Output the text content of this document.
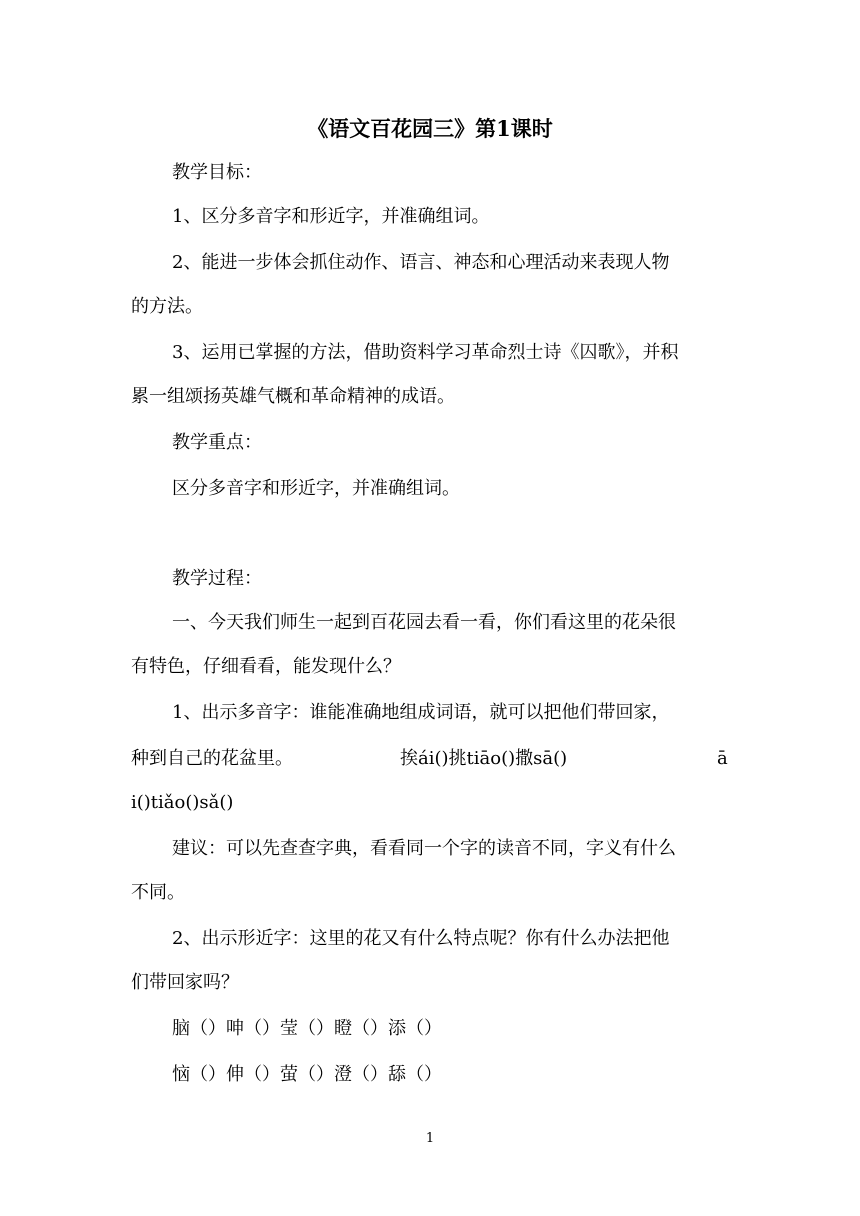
《语文百花园三》第1课时
教学目标：
1、区分多音字和形近字，并准确组词。
2、能进一步体会抓住动作、语言、神态和心理活动来表现人物
的方法。
3、运用已掌握的方法，借助资料学习革命烈士诗《囚歌》，并积
累一组颂扬英雄气概和革命精神的成语。
教学重点：
区分多音字和形近字，并准确组词。
教学过程：
一、今天我们师生一起到百花园去看一看，你们看这里的花朵很
有特色，仔细看看，能发现什么？
1、出示多音字：谁能准确地组成词语，就可以把他们带回家，
种到自己的花盆里。	挨ái()挑tiāo()撒sā()	ā
i()tiǎo()sǎ()
建议：可以先查查字典，看看同一个字的读音不同，字义有什么
不同。
2、出示形近字：这里的花又有什么特点呢？你有什么办法把他
们带回家吗？
脑（）呻（）莹（）瞪（）添（）
恼（）伸（）萤（）澄（）舔（）
1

- EXERCISE DESCRIPTION
Take the listing above and restate it word for word, without its pictures.

- FULL SOLUTION
Output the text content of this document.
《语文百花园三》第1课时
教学目标：
1、区分多音字和形近字，并准确组词。
2、能进一步体会抓住动作、语言、神态和心理活动来表现人物
的方法。
3、运用已掌握的方法，借助资料学习革命烈士诗《囚歌》，并积
累一组颂扬英雄气概和革命精神的成语。
教学重点：
区分多音字和形近字，并准确组词。
教学过程：
一、今天我们师生一起到百花园去看一看，你们看这里的花朵很
有特色，仔细看看，能发现什么？
1、出示多音字：谁能准确地组成词语，就可以把他们带回家，
种到自己的花盆里。	挨ái()挑tiāo()撒sā()	ā
i()tiǎo()sǎ()
建议：可以先查查字典，看看同一个字的读音不同，字义有什么
不同。
2、出示形近字：这里的花又有什么特点呢？你有什么办法把他
们带回家吗？
脑（）呻（）莹（）瞪（）添（）
恼（）伸（）萤（）澄（）舔（）
1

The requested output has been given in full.